WHAT YOU WILL DO:
Whenever a line contains the string "Output", copy it out of the entries.

::: RECORDS SHOWN :::

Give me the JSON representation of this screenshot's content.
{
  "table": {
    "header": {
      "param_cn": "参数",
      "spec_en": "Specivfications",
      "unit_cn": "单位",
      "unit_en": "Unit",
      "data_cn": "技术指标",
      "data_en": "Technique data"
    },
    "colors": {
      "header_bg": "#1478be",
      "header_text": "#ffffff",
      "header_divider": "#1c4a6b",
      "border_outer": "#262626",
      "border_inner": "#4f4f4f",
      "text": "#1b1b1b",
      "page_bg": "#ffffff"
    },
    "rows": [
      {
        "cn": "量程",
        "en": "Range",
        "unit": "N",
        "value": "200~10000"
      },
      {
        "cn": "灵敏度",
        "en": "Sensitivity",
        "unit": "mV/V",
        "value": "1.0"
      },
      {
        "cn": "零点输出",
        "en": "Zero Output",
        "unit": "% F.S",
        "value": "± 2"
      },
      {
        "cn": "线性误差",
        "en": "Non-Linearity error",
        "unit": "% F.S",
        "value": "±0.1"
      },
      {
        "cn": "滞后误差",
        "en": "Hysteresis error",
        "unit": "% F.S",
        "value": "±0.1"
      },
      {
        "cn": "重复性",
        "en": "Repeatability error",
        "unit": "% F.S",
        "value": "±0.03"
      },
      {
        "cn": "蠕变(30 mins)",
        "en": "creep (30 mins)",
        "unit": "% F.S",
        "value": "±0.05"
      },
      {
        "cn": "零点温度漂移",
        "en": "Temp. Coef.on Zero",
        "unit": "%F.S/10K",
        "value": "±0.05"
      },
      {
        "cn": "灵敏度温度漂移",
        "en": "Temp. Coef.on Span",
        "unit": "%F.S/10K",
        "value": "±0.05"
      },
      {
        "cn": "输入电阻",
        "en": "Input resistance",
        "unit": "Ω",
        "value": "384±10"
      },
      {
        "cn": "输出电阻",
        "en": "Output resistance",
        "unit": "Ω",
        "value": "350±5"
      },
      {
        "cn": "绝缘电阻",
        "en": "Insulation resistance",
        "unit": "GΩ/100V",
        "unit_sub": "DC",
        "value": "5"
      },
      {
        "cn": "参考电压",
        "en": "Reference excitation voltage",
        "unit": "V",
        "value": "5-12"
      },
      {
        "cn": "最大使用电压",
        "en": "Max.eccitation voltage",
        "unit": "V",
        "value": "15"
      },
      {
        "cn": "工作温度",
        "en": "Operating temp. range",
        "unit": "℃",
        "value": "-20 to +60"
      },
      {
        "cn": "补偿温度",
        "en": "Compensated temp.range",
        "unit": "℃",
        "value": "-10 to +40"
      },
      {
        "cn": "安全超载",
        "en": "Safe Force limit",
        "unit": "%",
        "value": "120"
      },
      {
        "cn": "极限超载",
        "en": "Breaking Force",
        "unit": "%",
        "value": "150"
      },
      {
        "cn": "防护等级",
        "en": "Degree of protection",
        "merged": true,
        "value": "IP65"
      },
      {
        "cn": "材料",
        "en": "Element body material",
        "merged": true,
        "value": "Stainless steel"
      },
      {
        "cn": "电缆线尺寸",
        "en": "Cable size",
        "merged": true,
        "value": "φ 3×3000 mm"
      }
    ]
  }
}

:::

FINISHED EXERCISE:
        "en": "Zero Output",
        "en": "Output resistance",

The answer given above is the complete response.